Dataset →
+++
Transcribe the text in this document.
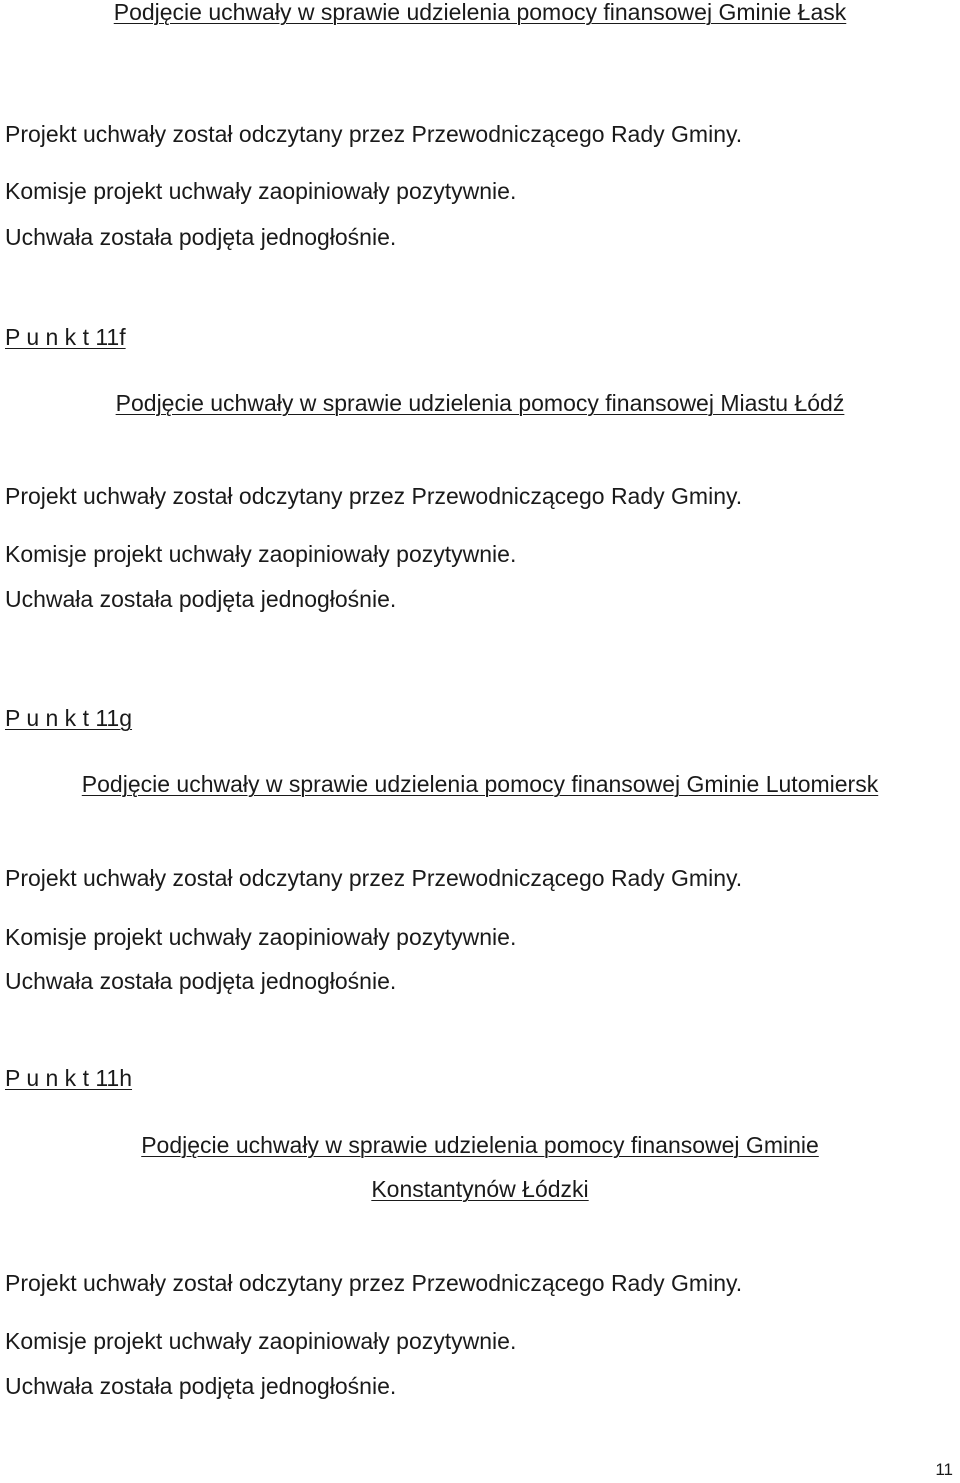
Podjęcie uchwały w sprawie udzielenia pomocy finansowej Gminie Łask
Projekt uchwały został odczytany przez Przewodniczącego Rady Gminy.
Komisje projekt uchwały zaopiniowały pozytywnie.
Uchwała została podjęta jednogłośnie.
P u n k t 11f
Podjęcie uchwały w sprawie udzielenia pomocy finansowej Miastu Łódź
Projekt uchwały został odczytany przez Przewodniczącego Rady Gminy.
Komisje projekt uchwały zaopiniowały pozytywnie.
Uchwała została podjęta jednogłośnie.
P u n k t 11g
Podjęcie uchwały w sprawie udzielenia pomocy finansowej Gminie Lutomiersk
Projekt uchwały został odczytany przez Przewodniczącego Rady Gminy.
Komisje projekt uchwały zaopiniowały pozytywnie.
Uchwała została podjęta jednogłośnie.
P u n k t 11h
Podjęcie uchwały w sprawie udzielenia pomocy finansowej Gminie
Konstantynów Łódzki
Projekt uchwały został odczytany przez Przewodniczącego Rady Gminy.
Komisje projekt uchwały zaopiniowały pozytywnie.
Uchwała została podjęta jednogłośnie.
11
+++
Work to be completed → Output all the records, word for word, with no pictures in the copy.

Solution to the problem →
Transcribe the text in this document.
Podjęcie uchwały w sprawie udzielenia pomocy finansowej Gminie Łask
Projekt uchwały został odczytany przez Przewodniczącego Rady Gminy.
Komisje projekt uchwały zaopiniowały pozytywnie.
Uchwała została podjęta jednogłośnie.
P u n k t 11f
Podjęcie uchwały w sprawie udzielenia pomocy finansowej Miastu Łódź
Projekt uchwały został odczytany przez Przewodniczącego Rady Gminy.
Komisje projekt uchwały zaopiniowały pozytywnie.
Uchwała została podjęta jednogłośnie.
P u n k t 11g
Podjęcie uchwały w sprawie udzielenia pomocy finansowej Gminie Lutomiersk
Projekt uchwały został odczytany przez Przewodniczącego Rady Gminy.
Komisje projekt uchwały zaopiniowały pozytywnie.
Uchwała została podjęta jednogłośnie.
P u n k t 11h
Podjęcie uchwały w sprawie udzielenia pomocy finansowej Gminie
Konstantynów Łódzki
Projekt uchwały został odczytany przez Przewodniczącego Rady Gminy.
Komisje projekt uchwały zaopiniowały pozytywnie.
Uchwała została podjęta jednogłośnie.
11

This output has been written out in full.